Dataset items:
-=-=-=-=-

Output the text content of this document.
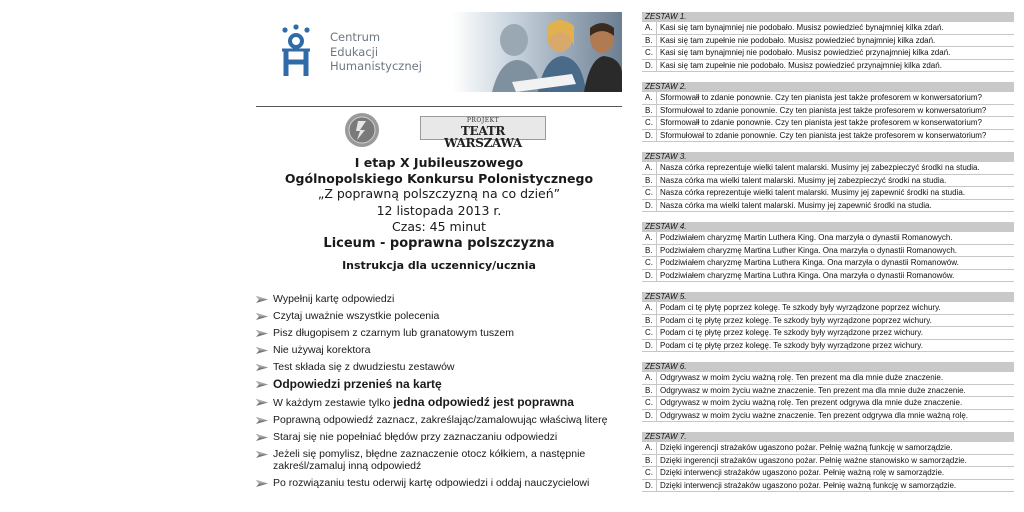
Centrum
Edukacji
Humanistycznej
PROJEKT
TEATR WARSZAWA
I etap X Jubileuszowego
Ogólnopolskiego Konkursu Polonistycznego
„Z poprawną polszczyzną na co dzień”
12 listopada 2013 r.
Czas: 45 minut
Liceum - poprawna polszczyzna
Instrukcja dla uczennicy/ucznia
Wypełnij kartę odpowiedzi
Czytaj uważnie wszystkie polecenia
Pisz długopisem z czarnym lub granatowym tuszem
Nie używaj korektora
Test składa się z dwudziestu zestawów
Odpowiedzi przenieś na kartę
W każdym zestawie tylko jedna odpowiedź jest poprawna
Poprawną odpowiedź zaznacz, zakreślając/zamalowując właściwą literę
Staraj się nie popełniać błędów przy zaznaczaniu odpowiedzi
Jeżeli się pomylisz, błędne zaznaczenie otocz kółkiem, a następnie zakreśl/zamaluj inną odpowiedź
Po rozwiązaniu testu oderwij kartę odpowiedzi i oddaj nauczycielowi
ZESTAW 1.
A. Kasi się tam bynajmniej nie podobało. Musisz powiedzieć bynajmniej kilka zdań.
B. Kasi się tam zupełnie nie podobało. Musisz powiedzieć bynajmniej kilka zdań.
C. Kasi się tam bynajmniej nie podobało. Musisz powiedzieć przynajmniej kilka zdań.
D. Kasi się tam zupełnie nie podobało. Musisz powiedzieć przynajmniej kilka zdań.
ZESTAW 2.
A. Sformowałł to zdanie ponownie. Czy ten pianista jest także profesorem w konwersatorium?
B. Sformułował to zdanie ponownie. Czy ten pianista jest także profesorem w konwersatorium?
C. Sformowałł to zdanie ponownie. Czy ten pianista jest także profesorem w konserwatorium?
D. Sformułował to zdanie ponownie. Czy ten pianista jest także profesorem w konserwatorium?
ZESTAW 3.
A. Nasza córka reprezentuje wielki talent malarski. Musimy jej zabezpieczyć środki na studia.
B. Nasza córka ma wielki talent malarski. Musimy jej zabezpieczyć środki na studia.
C. Nasza córka reprezentuje wielki talent malarski. Musimy jej zapewnić środki na studia.
D. Nasza córka ma wielki talent malarski. Musimy jej zapewnić środki na studia.
ZESTAW 4.
A. Podziwiałem charyzmę Martin Luthera King. Ona marzyła o dynastii Romanowych.
B. Podziwiałem charyzmę Martina Luther Kinga. Ona marzyła o dynastii Romanowych.
C. Podziwiałem charyzmę Martina Luthera Kinga. Ona marzyła o dynastii Romanowów.
D. Podziwiałem charyzmę Martina Luthra Kinga. Ona marzyła o dynastii Romanowów.
ZESTAW 5.
A. Podam ci tę płytę poprzez kolegę. Te szkody były wyrządzone poprzez wichury.
B. Podam ci tę płytę przez kolegę. Te szkody były wyrządzone poprzez wichury.
C. Podam ci tę płytę przez kolegę. Te szkody były wyrządzone przez wichury.
D. Podam ci tę płytę przez kolegę. Te szkody były wyrządzone przez wichury.
ZESTAW 6.
A. Odgrywasz w moim życiu ważną rolę. Ten prezent ma dla mnie duże znaczenie.
B. Odgrywasz w moim życiu ważne znaczenie. Ten prezent ma dla mnie duże znaczenie.
C. Odgrywasz w moim życiu ważną rolę. Ten prezent odgrywa dla mnie duże znaczenie.
D. Odgrywasz w moim życiu ważne znaczenie. Ten prezent odgrywa dla mnie ważną rolę.
ZESTAW 7.
A. Dzięki ingerencji strażaków ugaszono pożar. Pełnię ważną funkcję w samorządzie.
B. Dzięki ingerencji strażaków ugaszono pożar. Pełnię ważne stanowisko w samorządzie.
C. Dzięki interwencji strażaków ugaszono pożar. Pełnię ważną rolę w samorządzie.
D. Dzięki interwencji strażaków ugaszono pożar. Pełnię ważną funkcję w samorządzie.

-=-=-=-=-

#### EXERCISE DETAILS:
Every line above that contains the word "Musimy" should be reported.

#### RESULT:
A. Nasza córka reprezentuje wielki talent malarski. Musimy jej zabezpieczyć środki na studia.
B. Nasza córka ma wielki talent malarski. Musimy jej zabezpieczyć środki na studia.
C. Nasza córka reprezentuje wielki talent malarski. Musimy jej zapewnić środki na studia.
D. Nasza córka ma wielki talent malarski. Musimy jej zapewnić środki na studia.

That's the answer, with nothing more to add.